■ **Document text**:
* * * *

All right. I know that joke's getting old, and I promise never to use it again on this blog--unless my age, blondness and absent-minded-professor-ness (What kind of word is that?) get the better of me and I forget this post.

Seriously, I didn't go out in boy-drag. Nor did I go trick-or-treating in a Michael Jackson mask or a Kate Gosselin wig. Those were two of the most popular getups this Halloween. And I didn't go as a witch, as appropriate as some of my students may think it would be!

Actually, I spent the day in a very out-of-season pair of bay blue shorts and a top striped in aqueous shades. They were handy and the day was a bit warmer than normal for this time of year. Besides, I had no engagement that called for appropriate attire.

In other words, I was feeling lazy today, at least about my appearance. So, I didn't wear makeup, either. I simply brushed my hair and put on some lipstick before I went out for a walk.

Now here's something for which I can blame my mother: Even when I'm as poorly dressed as I was today and when I'm not wearing makeup, I don't leave the house without putting on lipstick. About two years into living as a woman, I realized I'd developed that habit. When I told Mom about it, she gasped: "That's what I do, too!"

A pause. Then I quipped, "Like mother, like daughter, eh?"

Another pause. "It looks that way, doesn't it?," she mused.

"At least I have a great mother to be like."

"And you're a fine daughter. I still don't understand what you're doing--I'm trying to--but you're my child, you're good, and you deserve to be happy. And I've never seen you happier."

That, from exactly the person I could never fool with a mask or a wig.

Perhaps some day I will wear one again, for fun. But for now, it is a victory--in exactly the same sense that survival is victory--that I don't have to wear a wig or mask, at least not most of the time.

My previous life reminds me of what Paul Dunbar's narrator said:

We wear the mask that grins and lies,
It hides our cheeks and shades our eyes,—

This debt we pay to human guile;

With torn and bleeding hearts we smile,

And mouth with myriad subtleties.

Why should the world be over-wise,
In counting all our tears and sighs?

Nay, let them only see us, while

We wear the mask.

We smile, but, O great Christ, our cries
To thee from tortured souls arise.

We sing, but oh the clay is vile

Beneath our feet, and long the mile;

But let the world dream otherwise,

We wear the mask!


"This debt to human guile." If that's not a definition of the masks and costumes I wore every day for more than 40 years, tell me what is.

I really hope that all the kids I saw tonight won't have to wear that sort of mask. Let them have fun with the ones they're wearing!

16 September 2009

What's With Kanye?

Dorothy Parker once said something to the effect that the problem with democracy is that in it, a practical joke can be elected.

I wonder what she would say about a joke that makes the rounds on the Internet and seems even more plausible than an actual news item.

* * * *

■ **Document layout analysis data**:
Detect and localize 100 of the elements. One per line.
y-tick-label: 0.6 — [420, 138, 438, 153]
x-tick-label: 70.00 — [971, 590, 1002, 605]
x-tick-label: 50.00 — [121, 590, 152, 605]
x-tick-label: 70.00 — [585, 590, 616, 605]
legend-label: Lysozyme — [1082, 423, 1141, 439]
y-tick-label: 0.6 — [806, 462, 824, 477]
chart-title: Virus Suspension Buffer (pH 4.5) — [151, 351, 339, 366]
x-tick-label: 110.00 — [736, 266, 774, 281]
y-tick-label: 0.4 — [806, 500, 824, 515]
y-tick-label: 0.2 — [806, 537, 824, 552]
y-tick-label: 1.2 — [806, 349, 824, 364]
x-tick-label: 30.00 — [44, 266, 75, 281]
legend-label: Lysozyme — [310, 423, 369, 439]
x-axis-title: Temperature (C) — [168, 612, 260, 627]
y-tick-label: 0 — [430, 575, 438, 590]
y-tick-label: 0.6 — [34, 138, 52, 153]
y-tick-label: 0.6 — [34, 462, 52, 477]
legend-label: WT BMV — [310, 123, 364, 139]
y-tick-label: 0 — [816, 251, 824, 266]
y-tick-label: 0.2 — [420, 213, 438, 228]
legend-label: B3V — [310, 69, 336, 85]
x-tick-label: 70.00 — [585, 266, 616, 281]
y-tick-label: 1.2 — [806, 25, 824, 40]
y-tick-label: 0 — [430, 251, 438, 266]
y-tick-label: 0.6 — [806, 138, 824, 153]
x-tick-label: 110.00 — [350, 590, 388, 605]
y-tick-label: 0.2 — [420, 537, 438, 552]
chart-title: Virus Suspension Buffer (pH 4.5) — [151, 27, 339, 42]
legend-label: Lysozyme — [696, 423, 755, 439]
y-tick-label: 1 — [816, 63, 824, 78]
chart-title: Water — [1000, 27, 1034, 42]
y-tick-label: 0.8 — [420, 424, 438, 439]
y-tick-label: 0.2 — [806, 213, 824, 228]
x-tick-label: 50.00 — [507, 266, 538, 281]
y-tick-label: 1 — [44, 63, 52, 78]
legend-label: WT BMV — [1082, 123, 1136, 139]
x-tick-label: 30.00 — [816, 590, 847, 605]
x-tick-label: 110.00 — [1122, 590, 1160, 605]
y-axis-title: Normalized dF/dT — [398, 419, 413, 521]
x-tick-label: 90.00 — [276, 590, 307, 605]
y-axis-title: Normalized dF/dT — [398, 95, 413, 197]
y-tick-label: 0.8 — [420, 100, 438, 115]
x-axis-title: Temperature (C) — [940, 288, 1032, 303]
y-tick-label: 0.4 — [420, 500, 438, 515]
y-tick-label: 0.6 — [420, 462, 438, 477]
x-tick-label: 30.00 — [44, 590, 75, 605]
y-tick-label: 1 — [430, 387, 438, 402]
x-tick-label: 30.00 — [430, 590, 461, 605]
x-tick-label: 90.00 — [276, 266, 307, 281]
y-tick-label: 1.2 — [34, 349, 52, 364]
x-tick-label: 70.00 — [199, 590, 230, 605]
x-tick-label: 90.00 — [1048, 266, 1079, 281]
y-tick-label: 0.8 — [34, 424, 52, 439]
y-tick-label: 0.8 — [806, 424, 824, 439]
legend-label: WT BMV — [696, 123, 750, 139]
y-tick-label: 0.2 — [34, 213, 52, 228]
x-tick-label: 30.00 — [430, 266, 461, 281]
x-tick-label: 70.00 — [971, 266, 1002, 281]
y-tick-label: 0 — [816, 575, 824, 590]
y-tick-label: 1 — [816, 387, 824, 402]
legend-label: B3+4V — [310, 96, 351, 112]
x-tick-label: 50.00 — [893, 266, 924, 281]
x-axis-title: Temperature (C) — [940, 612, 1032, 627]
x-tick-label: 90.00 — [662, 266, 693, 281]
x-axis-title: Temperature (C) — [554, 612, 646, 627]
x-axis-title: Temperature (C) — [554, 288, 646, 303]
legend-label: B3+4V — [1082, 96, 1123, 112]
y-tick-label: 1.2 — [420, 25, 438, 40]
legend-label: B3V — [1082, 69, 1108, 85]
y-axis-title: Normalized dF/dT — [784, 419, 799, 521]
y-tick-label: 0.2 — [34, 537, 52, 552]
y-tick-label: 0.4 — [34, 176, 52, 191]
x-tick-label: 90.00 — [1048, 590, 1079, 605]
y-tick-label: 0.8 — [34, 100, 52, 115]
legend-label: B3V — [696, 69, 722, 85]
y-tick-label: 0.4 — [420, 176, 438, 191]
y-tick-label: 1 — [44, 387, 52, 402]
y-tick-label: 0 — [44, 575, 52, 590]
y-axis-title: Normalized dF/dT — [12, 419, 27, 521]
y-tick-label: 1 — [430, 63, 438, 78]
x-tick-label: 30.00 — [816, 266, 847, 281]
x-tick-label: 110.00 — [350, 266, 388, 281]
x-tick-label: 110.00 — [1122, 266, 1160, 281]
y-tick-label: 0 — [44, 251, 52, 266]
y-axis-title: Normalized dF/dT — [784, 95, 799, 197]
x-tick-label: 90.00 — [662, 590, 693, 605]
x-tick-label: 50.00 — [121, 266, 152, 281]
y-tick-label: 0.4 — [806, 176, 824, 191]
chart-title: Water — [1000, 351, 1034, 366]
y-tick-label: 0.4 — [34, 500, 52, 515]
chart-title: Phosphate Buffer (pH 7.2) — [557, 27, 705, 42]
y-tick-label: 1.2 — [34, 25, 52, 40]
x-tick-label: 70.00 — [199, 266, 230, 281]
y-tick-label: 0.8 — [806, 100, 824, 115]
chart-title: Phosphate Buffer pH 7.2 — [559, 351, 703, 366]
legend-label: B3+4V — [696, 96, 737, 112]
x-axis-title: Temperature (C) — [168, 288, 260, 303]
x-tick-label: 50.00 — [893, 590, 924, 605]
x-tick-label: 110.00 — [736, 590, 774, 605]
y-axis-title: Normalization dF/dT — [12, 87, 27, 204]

* * * *

■ **Required action A**: In the blog post, what color were the shorts the writer wore that day?
■ **Required action B**: From the blog post, return the passage that begins at the words "We wear the mask that" and ends after the words "with myriad subtleties.".
■ **Required action C**: List every costume or disguise that the blog post says the writer did not wear for Halloween.

■ **Your response A**: Bay blue.

■ **Your response B**:
We wear the mask that grins and lies,
It hides our cheeks and shades our eyes,—

This debt we pay to human guile;

With torn and bleeding hearts we smile,

And mouth with myriad subtleties.

■ **Your response C**:
Boy-drag
A Michael Jackson mask
A Kate Gosselin wig
A witch